_EXERCISE DESCRIPTION_
Write out the material below again, unchanged.

_Entries from a dataset_
((

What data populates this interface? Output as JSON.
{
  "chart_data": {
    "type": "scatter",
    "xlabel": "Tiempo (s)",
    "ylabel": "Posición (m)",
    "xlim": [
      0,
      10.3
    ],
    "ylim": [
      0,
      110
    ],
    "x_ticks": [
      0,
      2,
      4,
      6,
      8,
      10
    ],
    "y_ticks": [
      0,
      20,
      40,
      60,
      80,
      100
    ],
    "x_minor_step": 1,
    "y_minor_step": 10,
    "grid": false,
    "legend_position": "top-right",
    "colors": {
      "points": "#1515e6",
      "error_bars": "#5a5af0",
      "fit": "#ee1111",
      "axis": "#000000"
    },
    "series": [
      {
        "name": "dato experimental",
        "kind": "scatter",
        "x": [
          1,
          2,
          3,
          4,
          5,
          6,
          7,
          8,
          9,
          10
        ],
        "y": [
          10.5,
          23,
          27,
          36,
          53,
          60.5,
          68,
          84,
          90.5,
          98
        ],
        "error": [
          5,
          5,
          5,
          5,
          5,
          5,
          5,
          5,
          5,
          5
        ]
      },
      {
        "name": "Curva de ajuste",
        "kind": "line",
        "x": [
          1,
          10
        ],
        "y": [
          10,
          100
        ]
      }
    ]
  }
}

))

_WRITTEN RESPONSE_
What data populates this interface? Output as JSON.
{
  "chart_data": {
    "type": "scatter",
    "xlabel": "Tiempo (s)",
    "ylabel": "Posición (m)",
    "xlim": [
      0,
      10.3
    ],
    "ylim": [
      0,
      110
    ],
    "x_ticks": [
      0,
      2,
      4,
      6,
      8,
      10
    ],
    "y_ticks": [
      0,
      20,
      40,
      60,
      80,
      100
    ],
    "x_minor_step": 1,
    "y_minor_step": 10,
    "grid": false,
    "legend_position": "top-right",
    "colors": {
      "points": "#1515e6",
      "error_bars": "#5a5af0",
      "fit": "#ee1111",
      "axis": "#000000"
    },
    "series": [
      {
        "name": "dato experimental",
        "kind": "scatter",
        "x": [
          1,
          2,
          3,
          4,
          5,
          6,
          7,
          8,
          9,
          10
        ],
        "y": [
          10.5,
          23,
          27,
          36,
          53,
          60.5,
          68,
          84,
          90.5,
          98
        ],
        "error": [
          5,
          5,
          5,
          5,
          5,
          5,
          5,
          5,
          5,
          5
        ]
      },
      {
        "name": "Curva de ajuste",
        "kind": "line",
        "x": [
          1,
          10
        ],
        "y": [
          10,
          100
        ]
      }
    ]
  }
}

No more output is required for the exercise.